Reproduce all of the data that follows, character for character.

▶ **ITEMS**:
_ _ _ _ _

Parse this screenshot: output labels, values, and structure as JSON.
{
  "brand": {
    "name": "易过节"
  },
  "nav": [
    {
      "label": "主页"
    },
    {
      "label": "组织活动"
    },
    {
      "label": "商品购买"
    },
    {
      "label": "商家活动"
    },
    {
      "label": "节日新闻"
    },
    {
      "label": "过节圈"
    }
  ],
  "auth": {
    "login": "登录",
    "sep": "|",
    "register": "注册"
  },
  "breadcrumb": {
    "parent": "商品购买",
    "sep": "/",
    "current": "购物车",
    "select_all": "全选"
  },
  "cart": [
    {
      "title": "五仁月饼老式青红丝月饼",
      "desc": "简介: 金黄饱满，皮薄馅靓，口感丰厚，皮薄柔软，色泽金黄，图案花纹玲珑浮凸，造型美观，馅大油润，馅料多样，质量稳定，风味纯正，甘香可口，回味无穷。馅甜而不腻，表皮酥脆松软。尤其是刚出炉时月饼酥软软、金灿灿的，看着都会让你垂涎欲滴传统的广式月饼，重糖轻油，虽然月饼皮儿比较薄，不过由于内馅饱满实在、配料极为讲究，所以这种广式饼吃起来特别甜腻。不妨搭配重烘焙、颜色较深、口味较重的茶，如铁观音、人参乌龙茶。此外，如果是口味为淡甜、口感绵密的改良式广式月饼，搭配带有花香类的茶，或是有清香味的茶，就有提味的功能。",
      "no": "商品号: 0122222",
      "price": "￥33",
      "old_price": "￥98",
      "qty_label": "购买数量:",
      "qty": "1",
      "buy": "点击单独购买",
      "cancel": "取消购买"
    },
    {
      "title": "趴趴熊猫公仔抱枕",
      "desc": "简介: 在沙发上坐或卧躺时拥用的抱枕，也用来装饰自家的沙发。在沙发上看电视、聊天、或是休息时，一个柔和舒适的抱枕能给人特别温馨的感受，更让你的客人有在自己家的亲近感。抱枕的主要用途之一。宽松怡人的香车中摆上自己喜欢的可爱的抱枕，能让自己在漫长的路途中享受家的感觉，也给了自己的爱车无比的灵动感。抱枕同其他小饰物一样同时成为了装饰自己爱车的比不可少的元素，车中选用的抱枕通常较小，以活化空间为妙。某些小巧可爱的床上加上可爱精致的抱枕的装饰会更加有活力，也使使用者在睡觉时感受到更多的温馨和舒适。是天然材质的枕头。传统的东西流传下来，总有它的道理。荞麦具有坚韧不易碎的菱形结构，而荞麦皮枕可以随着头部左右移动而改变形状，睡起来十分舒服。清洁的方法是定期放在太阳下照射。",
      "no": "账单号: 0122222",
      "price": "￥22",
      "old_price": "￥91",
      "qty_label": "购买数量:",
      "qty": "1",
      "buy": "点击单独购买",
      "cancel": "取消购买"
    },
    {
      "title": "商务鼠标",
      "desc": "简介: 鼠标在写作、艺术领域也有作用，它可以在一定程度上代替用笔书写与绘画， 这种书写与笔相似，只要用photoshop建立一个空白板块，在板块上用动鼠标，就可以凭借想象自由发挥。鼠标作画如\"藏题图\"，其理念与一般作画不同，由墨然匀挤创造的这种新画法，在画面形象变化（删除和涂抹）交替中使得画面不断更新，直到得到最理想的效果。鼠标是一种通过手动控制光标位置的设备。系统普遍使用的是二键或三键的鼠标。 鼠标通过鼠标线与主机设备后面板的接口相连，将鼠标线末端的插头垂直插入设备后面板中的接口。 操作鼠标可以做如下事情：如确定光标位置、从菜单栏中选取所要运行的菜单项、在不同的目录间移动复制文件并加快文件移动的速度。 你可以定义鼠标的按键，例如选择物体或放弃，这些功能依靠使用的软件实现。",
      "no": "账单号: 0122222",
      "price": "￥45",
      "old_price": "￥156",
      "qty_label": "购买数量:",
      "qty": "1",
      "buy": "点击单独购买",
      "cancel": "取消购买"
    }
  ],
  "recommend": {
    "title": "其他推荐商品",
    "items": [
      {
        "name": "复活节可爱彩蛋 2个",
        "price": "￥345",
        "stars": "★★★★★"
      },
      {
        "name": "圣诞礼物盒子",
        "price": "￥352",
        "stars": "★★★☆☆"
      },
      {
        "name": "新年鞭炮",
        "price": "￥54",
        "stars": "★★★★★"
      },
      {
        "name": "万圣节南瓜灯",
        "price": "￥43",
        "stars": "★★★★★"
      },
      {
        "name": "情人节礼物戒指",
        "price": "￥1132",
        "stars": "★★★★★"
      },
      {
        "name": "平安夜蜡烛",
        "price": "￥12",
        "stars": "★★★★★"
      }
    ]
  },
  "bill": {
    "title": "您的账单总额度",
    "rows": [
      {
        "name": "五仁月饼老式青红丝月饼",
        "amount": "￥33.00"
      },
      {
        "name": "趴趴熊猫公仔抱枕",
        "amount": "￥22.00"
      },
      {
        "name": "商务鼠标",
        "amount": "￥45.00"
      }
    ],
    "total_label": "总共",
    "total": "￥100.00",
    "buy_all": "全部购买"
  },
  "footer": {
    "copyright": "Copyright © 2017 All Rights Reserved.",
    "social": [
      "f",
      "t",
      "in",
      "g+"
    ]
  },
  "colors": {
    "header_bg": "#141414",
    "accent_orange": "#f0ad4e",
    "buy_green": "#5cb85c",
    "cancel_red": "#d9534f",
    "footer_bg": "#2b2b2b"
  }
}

_ _ _ _ _

▶ **OUTPUT FOR THIS EXERCISE**:
Parse this screenshot: output labels, values, and structure as JSON.
{
  "brand": {
    "name": "易过节"
  },
  "nav": [
    {
      "label": "主页"
    },
    {
      "label": "组织活动"
    },
    {
      "label": "商品购买"
    },
    {
      "label": "商家活动"
    },
    {
      "label": "节日新闻"
    },
    {
      "label": "过节圈"
    }
  ],
  "auth": {
    "login": "登录",
    "sep": "|",
    "register": "注册"
  },
  "breadcrumb": {
    "parent": "商品购买",
    "sep": "/",
    "current": "购物车",
    "select_all": "全选"
  },
  "cart": [
    {
      "title": "五仁月饼老式青红丝月饼",
      "desc": "简介: 金黄饱满，皮薄馅靓，口感丰厚，皮薄柔软，色泽金黄，图案花纹玲珑浮凸，造型美观，馅大油润，馅料多样，质量稳定，风味纯正，甘香可口，回味无穷。馅甜而不腻，表皮酥脆松软。尤其是刚出炉时月饼酥软软、金灿灿的，看着都会让你垂涎欲滴传统的广式月饼，重糖轻油，虽然月饼皮儿比较薄，不过由于内馅饱满实在、配料极为讲究，所以这种广式饼吃起来特别甜腻。不妨搭配重烘焙、颜色较深、口味较重的茶，如铁观音、人参乌龙茶。此外，如果是口味为淡甜、口感绵密的改良式广式月饼，搭配带有花香类的茶，或是有清香味的茶，就有提味的功能。",
      "no": "商品号: 0122222",
      "price": "￥33",
      "old_price": "￥98",
      "qty_label": "购买数量:",
      "qty": "1",
      "buy": "点击单独购买",
      "cancel": "取消购买"
    },
    {
      "title": "趴趴熊猫公仔抱枕",
      "desc": "简介: 在沙发上坐或卧躺时拥用的抱枕，也用来装饰自家的沙发。在沙发上看电视、聊天、或是休息时，一个柔和舒适的抱枕能给人特别温馨的感受，更让你的客人有在自己家的亲近感。抱枕的主要用途之一。宽松怡人的香车中摆上自己喜欢的可爱的抱枕，能让自己在漫长的路途中享受家的感觉，也给了自己的爱车无比的灵动感。抱枕同其他小饰物一样同时成为了装饰自己爱车的比不可少的元素，车中选用的抱枕通常较小，以活化空间为妙。某些小巧可爱的床上加上可爱精致的抱枕的装饰会更加有活力，也使使用者在睡觉时感受到更多的温馨和舒适。是天然材质的枕头。传统的东西流传下来，总有它的道理。荞麦具有坚韧不易碎的菱形结构，而荞麦皮枕可以随着头部左右移动而改变形状，睡起来十分舒服。清洁的方法是定期放在太阳下照射。",
      "no": "账单号: 0122222",
      "price": "￥22",
      "old_price": "￥91",
      "qty_label": "购买数量:",
      "qty": "1",
      "buy": "点击单独购买",
      "cancel": "取消购买"
    },
    {
      "title": "商务鼠标",
      "desc": "简介: 鼠标在写作、艺术领域也有作用，它可以在一定程度上代替用笔书写与绘画， 这种书写与笔相似，只要用photoshop建立一个空白板块，在板块上用动鼠标，就可以凭借想象自由发挥。鼠标作画如\"藏题图\"，其理念与一般作画不同，由墨然匀挤创造的这种新画法，在画面形象变化（删除和涂抹）交替中使得画面不断更新，直到得到最理想的效果。鼠标是一种通过手动控制光标位置的设备。系统普遍使用的是二键或三键的鼠标。 鼠标通过鼠标线与主机设备后面板的接口相连，将鼠标线末端的插头垂直插入设备后面板中的接口。 操作鼠标可以做如下事情：如确定光标位置、从菜单栏中选取所要运行的菜单项、在不同的目录间移动复制文件并加快文件移动的速度。 你可以定义鼠标的按键，例如选择物体或放弃，这些功能依靠使用的软件实现。",
      "no": "账单号: 0122222",
      "price": "￥45",
      "old_price": "￥156",
      "qty_label": "购买数量:",
      "qty": "1",
      "buy": "点击单独购买",
      "cancel": "取消购买"
    }
  ],
  "recommend": {
    "title": "其他推荐商品",
    "items": [
      {
        "name": "复活节可爱彩蛋 2个",
        "price": "￥345",
        "stars": "★★★★★"
      },
      {
        "name": "圣诞礼物盒子",
        "price": "￥352",
        "stars": "★★★☆☆"
      },
      {
        "name": "新年鞭炮",
        "price": "￥54",
        "stars": "★★★★★"
      },
      {
        "name": "万圣节南瓜灯",
        "price": "￥43",
        "stars": "★★★★★"
      },
      {
        "name": "情人节礼物戒指",
        "price": "￥1132",
        "stars": "★★★★★"
      },
      {
        "name": "平安夜蜡烛",
        "price": "￥12",
        "stars": "★★★★★"
      }
    ]
  },
  "bill": {
    "title": "您的账单总额度",
    "rows": [
      {
        "name": "五仁月饼老式青红丝月饼",
        "amount": "￥33.00"
      },
      {
        "name": "趴趴熊猫公仔抱枕",
        "amount": "￥22.00"
      },
      {
        "name": "商务鼠标",
        "amount": "￥45.00"
      }
    ],
    "total_label": "总共",
    "total": "￥100.00",
    "buy_all": "全部购买"
  },
  "footer": {
    "copyright": "Copyright © 2017 All Rights Reserved.",
    "social": [
      "f",
      "t",
      "in",
      "g+"
    ]
  },
  "colors": {
    "header_bg": "#141414",
    "accent_orange": "#f0ad4e",
    "buy_green": "#5cb85c",
    "cancel_red": "#d9534f",
    "footer_bg": "#2b2b2b"
  }
}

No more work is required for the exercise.